Reproduce the records below word for word, starting at the very first line and ending at the line that contains "y-tick-label: 15.00 xyxy=(139,440,248,484)", with both of those lines included.

■ ■ ■ ■ ■

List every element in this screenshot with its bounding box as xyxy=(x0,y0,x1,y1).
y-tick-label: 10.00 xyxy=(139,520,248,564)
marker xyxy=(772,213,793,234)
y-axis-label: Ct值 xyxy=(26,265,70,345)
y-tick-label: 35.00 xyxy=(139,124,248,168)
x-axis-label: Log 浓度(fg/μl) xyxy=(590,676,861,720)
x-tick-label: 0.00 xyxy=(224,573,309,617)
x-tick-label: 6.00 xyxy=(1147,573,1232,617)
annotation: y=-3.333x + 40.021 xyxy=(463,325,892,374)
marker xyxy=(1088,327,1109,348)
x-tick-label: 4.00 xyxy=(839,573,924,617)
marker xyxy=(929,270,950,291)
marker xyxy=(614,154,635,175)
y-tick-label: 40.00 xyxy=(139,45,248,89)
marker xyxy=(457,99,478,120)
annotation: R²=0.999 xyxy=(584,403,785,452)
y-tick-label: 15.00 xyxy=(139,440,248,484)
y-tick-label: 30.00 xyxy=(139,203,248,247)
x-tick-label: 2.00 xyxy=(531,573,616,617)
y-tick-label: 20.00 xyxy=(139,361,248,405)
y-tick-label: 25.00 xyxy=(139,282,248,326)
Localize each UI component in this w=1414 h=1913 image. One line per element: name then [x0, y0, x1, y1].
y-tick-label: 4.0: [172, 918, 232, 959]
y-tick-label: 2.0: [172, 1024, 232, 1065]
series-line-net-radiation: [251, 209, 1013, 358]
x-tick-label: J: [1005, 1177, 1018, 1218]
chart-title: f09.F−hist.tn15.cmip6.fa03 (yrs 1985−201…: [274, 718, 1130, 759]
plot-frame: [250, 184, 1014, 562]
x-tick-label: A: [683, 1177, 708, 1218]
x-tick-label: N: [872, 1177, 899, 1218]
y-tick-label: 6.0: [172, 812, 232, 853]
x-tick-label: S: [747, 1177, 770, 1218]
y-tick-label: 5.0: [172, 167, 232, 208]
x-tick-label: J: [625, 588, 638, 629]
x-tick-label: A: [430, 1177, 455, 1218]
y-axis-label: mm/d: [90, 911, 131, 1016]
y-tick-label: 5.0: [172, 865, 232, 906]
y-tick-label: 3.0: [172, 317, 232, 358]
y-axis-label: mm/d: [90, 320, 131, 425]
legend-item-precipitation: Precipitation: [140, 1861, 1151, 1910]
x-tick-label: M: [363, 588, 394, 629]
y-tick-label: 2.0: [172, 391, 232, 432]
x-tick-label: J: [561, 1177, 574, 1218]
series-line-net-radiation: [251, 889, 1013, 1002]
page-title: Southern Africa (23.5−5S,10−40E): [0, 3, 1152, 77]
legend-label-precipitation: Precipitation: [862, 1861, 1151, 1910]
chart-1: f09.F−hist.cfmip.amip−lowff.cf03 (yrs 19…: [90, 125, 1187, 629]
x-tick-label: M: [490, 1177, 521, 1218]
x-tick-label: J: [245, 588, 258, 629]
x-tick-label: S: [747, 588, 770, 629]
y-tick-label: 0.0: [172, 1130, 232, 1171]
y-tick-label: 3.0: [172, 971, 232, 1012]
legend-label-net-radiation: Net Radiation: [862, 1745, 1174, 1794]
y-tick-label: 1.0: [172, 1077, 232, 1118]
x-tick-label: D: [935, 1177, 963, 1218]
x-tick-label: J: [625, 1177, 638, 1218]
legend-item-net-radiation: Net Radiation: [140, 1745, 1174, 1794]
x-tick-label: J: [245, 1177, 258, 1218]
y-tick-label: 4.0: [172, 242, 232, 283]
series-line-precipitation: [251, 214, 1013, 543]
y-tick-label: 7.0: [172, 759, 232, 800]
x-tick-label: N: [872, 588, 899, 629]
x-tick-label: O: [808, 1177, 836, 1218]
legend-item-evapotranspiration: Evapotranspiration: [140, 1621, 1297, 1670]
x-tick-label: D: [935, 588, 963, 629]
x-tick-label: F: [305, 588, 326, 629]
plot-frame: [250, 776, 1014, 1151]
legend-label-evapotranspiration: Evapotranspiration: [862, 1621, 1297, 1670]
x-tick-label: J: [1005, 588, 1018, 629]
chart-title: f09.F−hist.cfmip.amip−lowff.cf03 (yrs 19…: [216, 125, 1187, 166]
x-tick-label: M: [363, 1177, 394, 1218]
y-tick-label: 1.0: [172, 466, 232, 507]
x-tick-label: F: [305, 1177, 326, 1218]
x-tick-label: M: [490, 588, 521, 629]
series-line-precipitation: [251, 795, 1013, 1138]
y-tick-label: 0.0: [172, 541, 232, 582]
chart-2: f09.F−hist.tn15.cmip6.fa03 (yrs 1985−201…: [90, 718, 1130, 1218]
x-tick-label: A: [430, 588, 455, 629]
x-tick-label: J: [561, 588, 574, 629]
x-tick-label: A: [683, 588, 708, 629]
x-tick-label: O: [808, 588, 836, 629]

■ ■ ■ ■ ■

◆ Solution to the problem ◆
List every element in this screenshot with its bounding box as xyxy=(x0,y0,x1,y1).
y-tick-label: 10.00 xyxy=(139,520,248,564)
marker xyxy=(772,213,793,234)
y-axis-label: Ct值 xyxy=(26,265,70,345)
y-tick-label: 35.00 xyxy=(139,124,248,168)
x-axis-label: Log 浓度(fg/μl) xyxy=(590,676,861,720)
x-tick-label: 0.00 xyxy=(224,573,309,617)
x-tick-label: 6.00 xyxy=(1147,573,1232,617)
annotation: y=-3.333x + 40.021 xyxy=(463,325,892,374)
marker xyxy=(1088,327,1109,348)
x-tick-label: 4.00 xyxy=(839,573,924,617)
marker xyxy=(929,270,950,291)
marker xyxy=(614,154,635,175)
y-tick-label: 40.00 xyxy=(139,45,248,89)
marker xyxy=(457,99,478,120)
annotation: R²=0.999 xyxy=(584,403,785,452)
y-tick-label: 15.00 xyxy=(139,440,248,484)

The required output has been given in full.